** PROBLEM TO SOLVE **
Without including the pictures, copy out every line below.

'''

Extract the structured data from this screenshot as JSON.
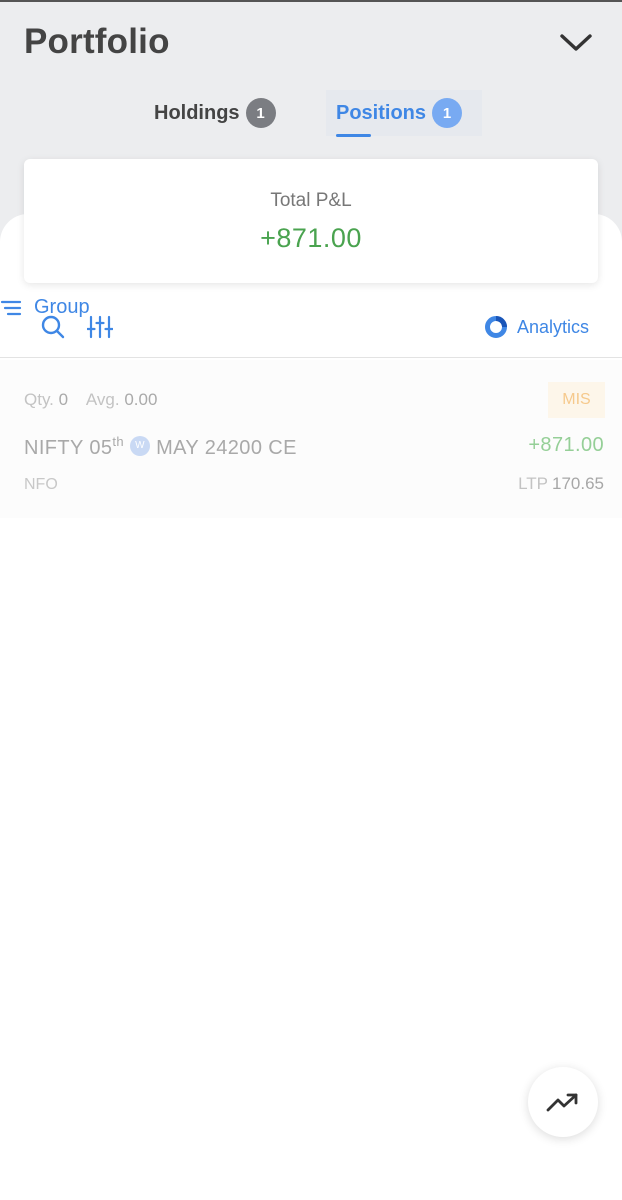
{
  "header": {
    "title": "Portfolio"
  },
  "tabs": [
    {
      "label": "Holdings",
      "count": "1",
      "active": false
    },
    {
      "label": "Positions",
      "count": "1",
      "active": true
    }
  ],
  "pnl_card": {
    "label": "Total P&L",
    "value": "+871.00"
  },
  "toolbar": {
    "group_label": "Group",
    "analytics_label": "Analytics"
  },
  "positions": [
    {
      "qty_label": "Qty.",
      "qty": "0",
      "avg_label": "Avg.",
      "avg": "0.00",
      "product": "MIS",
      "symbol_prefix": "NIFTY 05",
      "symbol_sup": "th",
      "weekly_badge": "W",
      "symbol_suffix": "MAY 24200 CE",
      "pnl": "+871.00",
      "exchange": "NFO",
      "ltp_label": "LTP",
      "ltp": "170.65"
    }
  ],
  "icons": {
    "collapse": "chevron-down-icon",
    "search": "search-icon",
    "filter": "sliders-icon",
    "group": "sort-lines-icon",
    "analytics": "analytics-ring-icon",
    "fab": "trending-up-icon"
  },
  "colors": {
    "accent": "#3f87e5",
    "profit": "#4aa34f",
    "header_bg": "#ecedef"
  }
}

'''

** OUTPUT OF THE TASK **
Extract the structured data from this screenshot as JSON.
{
  "header": {
    "title": "Portfolio"
  },
  "tabs": [
    {
      "label": "Holdings",
      "count": "1",
      "active": false
    },
    {
      "label": "Positions",
      "count": "1",
      "active": true
    }
  ],
  "pnl_card": {
    "label": "Total P&L",
    "value": "+871.00"
  },
  "toolbar": {
    "group_label": "Group",
    "analytics_label": "Analytics"
  },
  "positions": [
    {
      "qty_label": "Qty.",
      "qty": "0",
      "avg_label": "Avg.",
      "avg": "0.00",
      "product": "MIS",
      "symbol_prefix": "NIFTY 05",
      "symbol_sup": "th",
      "weekly_badge": "W",
      "symbol_suffix": "MAY 24200 CE",
      "pnl": "+871.00",
      "exchange": "NFO",
      "ltp_label": "LTP",
      "ltp": "170.65"
    }
  ],
  "icons": {
    "collapse": "chevron-down-icon",
    "search": "search-icon",
    "filter": "sliders-icon",
    "group": "sort-lines-icon",
    "analytics": "analytics-ring-icon",
    "fab": "trending-up-icon"
  },
  "colors": {
    "accent": "#3f87e5",
    "profit": "#4aa34f",
    "header_bg": "#ecedef"
  }
}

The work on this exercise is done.